-- start EXTRACTED MATERIAL --

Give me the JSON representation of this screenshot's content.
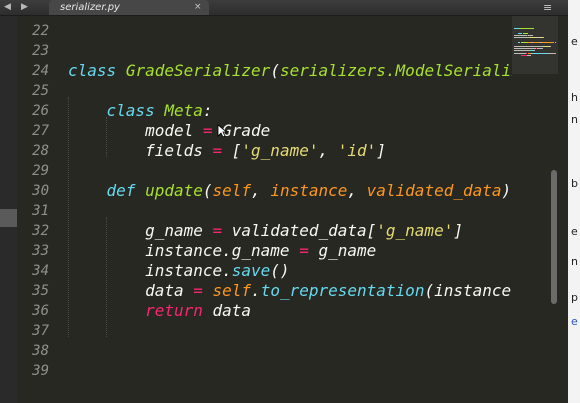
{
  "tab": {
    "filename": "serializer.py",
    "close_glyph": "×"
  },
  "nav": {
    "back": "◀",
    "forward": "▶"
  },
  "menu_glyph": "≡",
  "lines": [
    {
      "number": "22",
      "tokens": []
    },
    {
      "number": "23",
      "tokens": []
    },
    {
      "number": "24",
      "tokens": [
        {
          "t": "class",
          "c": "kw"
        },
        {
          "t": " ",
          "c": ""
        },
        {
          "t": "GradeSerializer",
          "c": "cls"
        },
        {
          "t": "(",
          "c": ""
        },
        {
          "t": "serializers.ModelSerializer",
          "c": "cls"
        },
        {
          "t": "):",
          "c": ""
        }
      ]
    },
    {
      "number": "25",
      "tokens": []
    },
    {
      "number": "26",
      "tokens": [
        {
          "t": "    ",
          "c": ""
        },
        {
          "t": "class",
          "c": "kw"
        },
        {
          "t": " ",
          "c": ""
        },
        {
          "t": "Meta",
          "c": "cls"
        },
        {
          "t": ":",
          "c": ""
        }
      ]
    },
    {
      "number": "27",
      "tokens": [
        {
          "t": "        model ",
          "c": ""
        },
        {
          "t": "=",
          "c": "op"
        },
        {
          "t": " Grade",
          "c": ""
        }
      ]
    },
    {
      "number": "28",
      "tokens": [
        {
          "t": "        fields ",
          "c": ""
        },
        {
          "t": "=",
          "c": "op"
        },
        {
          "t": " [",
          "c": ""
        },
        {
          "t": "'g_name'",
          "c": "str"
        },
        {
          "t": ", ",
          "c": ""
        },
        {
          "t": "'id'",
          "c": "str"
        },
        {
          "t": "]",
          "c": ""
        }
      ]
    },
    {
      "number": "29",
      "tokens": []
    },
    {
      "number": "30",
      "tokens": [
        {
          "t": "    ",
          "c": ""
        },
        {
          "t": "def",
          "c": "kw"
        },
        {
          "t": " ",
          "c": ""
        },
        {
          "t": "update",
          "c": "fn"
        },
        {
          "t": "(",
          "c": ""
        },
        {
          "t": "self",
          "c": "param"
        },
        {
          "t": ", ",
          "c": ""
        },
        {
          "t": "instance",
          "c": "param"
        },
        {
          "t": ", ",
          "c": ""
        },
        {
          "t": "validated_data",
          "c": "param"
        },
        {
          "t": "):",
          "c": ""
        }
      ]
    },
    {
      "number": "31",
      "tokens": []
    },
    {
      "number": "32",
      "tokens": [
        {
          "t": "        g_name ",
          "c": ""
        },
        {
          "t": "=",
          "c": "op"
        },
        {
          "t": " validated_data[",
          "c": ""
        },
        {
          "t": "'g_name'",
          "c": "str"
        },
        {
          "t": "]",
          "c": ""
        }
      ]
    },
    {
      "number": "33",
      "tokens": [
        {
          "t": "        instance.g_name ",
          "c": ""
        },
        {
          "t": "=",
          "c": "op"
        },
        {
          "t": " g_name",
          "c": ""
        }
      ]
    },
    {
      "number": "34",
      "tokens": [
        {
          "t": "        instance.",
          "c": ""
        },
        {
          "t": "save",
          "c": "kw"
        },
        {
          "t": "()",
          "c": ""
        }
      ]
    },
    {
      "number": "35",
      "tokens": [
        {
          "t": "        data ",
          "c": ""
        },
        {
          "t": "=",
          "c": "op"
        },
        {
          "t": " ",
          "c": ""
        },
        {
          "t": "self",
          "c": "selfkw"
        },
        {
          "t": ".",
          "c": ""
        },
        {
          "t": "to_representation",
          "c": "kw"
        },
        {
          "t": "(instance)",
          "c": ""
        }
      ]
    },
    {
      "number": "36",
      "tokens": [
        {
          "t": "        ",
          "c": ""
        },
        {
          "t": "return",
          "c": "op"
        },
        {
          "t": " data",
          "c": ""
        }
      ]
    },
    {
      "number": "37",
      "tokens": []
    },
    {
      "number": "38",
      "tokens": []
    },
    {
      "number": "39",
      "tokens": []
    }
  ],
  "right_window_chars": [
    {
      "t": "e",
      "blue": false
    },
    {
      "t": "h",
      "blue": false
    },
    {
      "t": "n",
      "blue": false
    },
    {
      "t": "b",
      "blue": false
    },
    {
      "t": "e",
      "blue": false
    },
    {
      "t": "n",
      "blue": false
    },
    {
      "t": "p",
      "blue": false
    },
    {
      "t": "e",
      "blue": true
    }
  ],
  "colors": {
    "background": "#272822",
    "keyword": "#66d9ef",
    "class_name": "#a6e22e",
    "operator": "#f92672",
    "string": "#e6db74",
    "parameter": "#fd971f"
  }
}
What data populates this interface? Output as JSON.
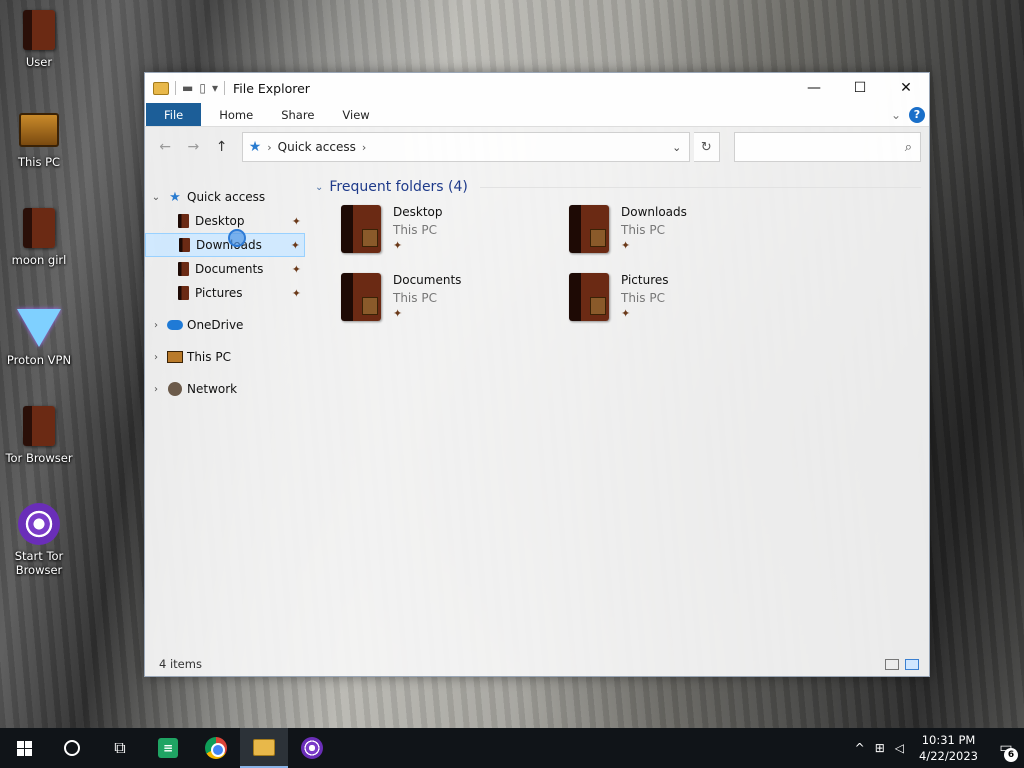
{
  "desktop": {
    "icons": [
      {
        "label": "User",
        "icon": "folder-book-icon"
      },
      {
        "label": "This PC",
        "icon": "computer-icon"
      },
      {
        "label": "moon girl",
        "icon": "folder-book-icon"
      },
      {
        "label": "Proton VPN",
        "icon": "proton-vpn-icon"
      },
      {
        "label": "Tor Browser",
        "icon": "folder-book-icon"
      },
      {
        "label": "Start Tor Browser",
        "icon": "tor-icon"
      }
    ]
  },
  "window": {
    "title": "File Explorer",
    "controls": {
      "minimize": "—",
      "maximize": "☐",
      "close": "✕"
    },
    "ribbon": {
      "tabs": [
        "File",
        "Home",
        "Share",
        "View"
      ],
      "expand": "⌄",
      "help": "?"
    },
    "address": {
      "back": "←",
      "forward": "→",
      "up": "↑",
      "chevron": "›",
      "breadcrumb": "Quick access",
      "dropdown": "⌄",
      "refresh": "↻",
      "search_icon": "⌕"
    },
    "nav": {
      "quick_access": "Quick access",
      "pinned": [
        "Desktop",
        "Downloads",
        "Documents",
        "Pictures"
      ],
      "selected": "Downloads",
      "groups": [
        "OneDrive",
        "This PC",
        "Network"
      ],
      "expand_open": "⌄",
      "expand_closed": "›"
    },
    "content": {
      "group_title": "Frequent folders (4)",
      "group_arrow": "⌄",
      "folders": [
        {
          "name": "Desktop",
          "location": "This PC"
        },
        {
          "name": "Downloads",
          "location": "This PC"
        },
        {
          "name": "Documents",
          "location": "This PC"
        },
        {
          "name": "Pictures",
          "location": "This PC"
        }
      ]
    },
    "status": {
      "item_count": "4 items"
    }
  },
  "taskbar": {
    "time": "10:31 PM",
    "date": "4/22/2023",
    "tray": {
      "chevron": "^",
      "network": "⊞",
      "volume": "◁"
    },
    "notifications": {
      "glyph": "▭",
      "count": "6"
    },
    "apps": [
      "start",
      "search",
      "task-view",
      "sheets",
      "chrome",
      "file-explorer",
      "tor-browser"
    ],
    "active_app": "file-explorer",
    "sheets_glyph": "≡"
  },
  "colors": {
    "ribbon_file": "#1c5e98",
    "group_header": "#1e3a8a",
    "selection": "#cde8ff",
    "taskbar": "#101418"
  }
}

-- end EXTRACTED MATERIAL --

▶ _WHAT TO DO_
Write the entries above out again exactly, but not the pictures.

▶ _FINISHED TASK_
Give me the JSON representation of this screenshot's content.
{
  "tab": {
    "filename": "serializer.py",
    "close_glyph": "×"
  },
  "nav": {
    "back": "◀",
    "forward": "▶"
  },
  "menu_glyph": "≡",
  "lines": [
    {
      "number": "22",
      "tokens": []
    },
    {
      "number": "23",
      "tokens": []
    },
    {
      "number": "24",
      "tokens": [
        {
          "t": "class",
          "c": "kw"
        },
        {
          "t": " ",
          "c": ""
        },
        {
          "t": "GradeSerializer",
          "c": "cls"
        },
        {
          "t": "(",
          "c": ""
        },
        {
          "t": "serializers.ModelSerializer",
          "c": "cls"
        },
        {
          "t": "):",
          "c": ""
        }
      ]
    },
    {
      "number": "25",
      "tokens": []
    },
    {
      "number": "26",
      "tokens": [
        {
          "t": "    ",
          "c": ""
        },
        {
          "t": "class",
          "c": "kw"
        },
        {
          "t": " ",
          "c": ""
        },
        {
          "t": "Meta",
          "c": "cls"
        },
        {
          "t": ":",
          "c": ""
        }
      ]
    },
    {
      "number": "27",
      "tokens": [
        {
          "t": "        model ",
          "c": ""
        },
        {
          "t": "=",
          "c": "op"
        },
        {
          "t": " Grade",
          "c": ""
        }
      ]
    },
    {
      "number": "28",
      "tokens": [
        {
          "t": "        fields ",
          "c": ""
        },
        {
          "t": "=",
          "c": "op"
        },
        {
          "t": " [",
          "c": ""
        },
        {
          "t": "'g_name'",
          "c": "str"
        },
        {
          "t": ", ",
          "c": ""
        },
        {
          "t": "'id'",
          "c": "str"
        },
        {
          "t": "]",
          "c": ""
        }
      ]
    },
    {
      "number": "29",
      "tokens": []
    },
    {
      "number": "30",
      "tokens": [
        {
          "t": "    ",
          "c": ""
        },
        {
          "t": "def",
          "c": "kw"
        },
        {
          "t": " ",
          "c": ""
        },
        {
          "t": "update",
          "c": "fn"
        },
        {
          "t": "(",
          "c": ""
        },
        {
          "t": "self",
          "c": "param"
        },
        {
          "t": ", ",
          "c": ""
        },
        {
          "t": "instance",
          "c": "param"
        },
        {
          "t": ", ",
          "c": ""
        },
        {
          "t": "validated_data",
          "c": "param"
        },
        {
          "t": "):",
          "c": ""
        }
      ]
    },
    {
      "number": "31",
      "tokens": []
    },
    {
      "number": "32",
      "tokens": [
        {
          "t": "        g_name ",
          "c": ""
        },
        {
          "t": "=",
          "c": "op"
        },
        {
          "t": " validated_data[",
          "c": ""
        },
        {
          "t": "'g_name'",
          "c": "str"
        },
        {
          "t": "]",
          "c": ""
        }
      ]
    },
    {
      "number": "33",
      "tokens": [
        {
          "t": "        instance.g_name ",
          "c": ""
        },
        {
          "t": "=",
          "c": "op"
        },
        {
          "t": " g_name",
          "c": ""
        }
      ]
    },
    {
      "number": "34",
      "tokens": [
        {
          "t": "        instance.",
          "c": ""
        },
        {
          "t": "save",
          "c": "kw"
        },
        {
          "t": "()",
          "c": ""
        }
      ]
    },
    {
      "number": "35",
      "tokens": [
        {
          "t": "        data ",
          "c": ""
        },
        {
          "t": "=",
          "c": "op"
        },
        {
          "t": " ",
          "c": ""
        },
        {
          "t": "self",
          "c": "selfkw"
        },
        {
          "t": ".",
          "c": ""
        },
        {
          "t": "to_representation",
          "c": "kw"
        },
        {
          "t": "(instance)",
          "c": ""
        }
      ]
    },
    {
      "number": "36",
      "tokens": [
        {
          "t": "        ",
          "c": ""
        },
        {
          "t": "return",
          "c": "op"
        },
        {
          "t": " data",
          "c": ""
        }
      ]
    },
    {
      "number": "37",
      "tokens": []
    },
    {
      "number": "38",
      "tokens": []
    },
    {
      "number": "39",
      "tokens": []
    }
  ],
  "right_window_chars": [
    {
      "t": "e",
      "blue": false
    },
    {
      "t": "h",
      "blue": false
    },
    {
      "t": "n",
      "blue": false
    },
    {
      "t": "b",
      "blue": false
    },
    {
      "t": "e",
      "blue": false
    },
    {
      "t": "n",
      "blue": false
    },
    {
      "t": "p",
      "blue": false
    },
    {
      "t": "e",
      "blue": true
    }
  ],
  "colors": {
    "background": "#272822",
    "keyword": "#66d9ef",
    "class_name": "#a6e22e",
    "operator": "#f92672",
    "string": "#e6db74",
    "parameter": "#fd971f"
  }
}
What data populates this interface? Output as JSON.
{
  "desktop": {
    "icons": [
      {
        "label": "User",
        "icon": "folder-book-icon"
      },
      {
        "label": "This PC",
        "icon": "computer-icon"
      },
      {
        "label": "moon girl",
        "icon": "folder-book-icon"
      },
      {
        "label": "Proton VPN",
        "icon": "proton-vpn-icon"
      },
      {
        "label": "Tor Browser",
        "icon": "folder-book-icon"
      },
      {
        "label": "Start Tor Browser",
        "icon": "tor-icon"
      }
    ]
  },
  "window": {
    "title": "File Explorer",
    "controls": {
      "minimize": "—",
      "maximize": "☐",
      "close": "✕"
    },
    "ribbon": {
      "tabs": [
        "File",
        "Home",
        "Share",
        "View"
      ],
      "expand": "⌄",
      "help": "?"
    },
    "address": {
      "back": "←",
      "forward": "→",
      "up": "↑",
      "chevron": "›",
      "breadcrumb": "Quick access",
      "dropdown": "⌄",
      "refresh": "↻",
      "search_icon": "⌕"
    },
    "nav": {
      "quick_access": "Quick access",
      "pinned": [
        "Desktop",
        "Downloads",
        "Documents",
        "Pictures"
      ],
      "selected": "Downloads",
      "groups": [
        "OneDrive",
        "This PC",
        "Network"
      ],
      "expand_open": "⌄",
      "expand_closed": "›"
    },
    "content": {
      "group_title": "Frequent folders (4)",
      "group_arrow": "⌄",
      "folders": [
        {
          "name": "Desktop",
          "location": "This PC"
        },
        {
          "name": "Downloads",
          "location": "This PC"
        },
        {
          "name": "Documents",
          "location": "This PC"
        },
        {
          "name": "Pictures",
          "location": "This PC"
        }
      ]
    },
    "status": {
      "item_count": "4 items"
    }
  },
  "taskbar": {
    "time": "10:31 PM",
    "date": "4/22/2023",
    "tray": {
      "chevron": "^",
      "network": "⊞",
      "volume": "◁"
    },
    "notifications": {
      "glyph": "▭",
      "count": "6"
    },
    "apps": [
      "start",
      "search",
      "task-view",
      "sheets",
      "chrome",
      "file-explorer",
      "tor-browser"
    ],
    "active_app": "file-explorer",
    "sheets_glyph": "≡"
  },
  "colors": {
    "ribbon_file": "#1c5e98",
    "group_header": "#1e3a8a",
    "selection": "#cde8ff",
    "taskbar": "#101418"
  }
}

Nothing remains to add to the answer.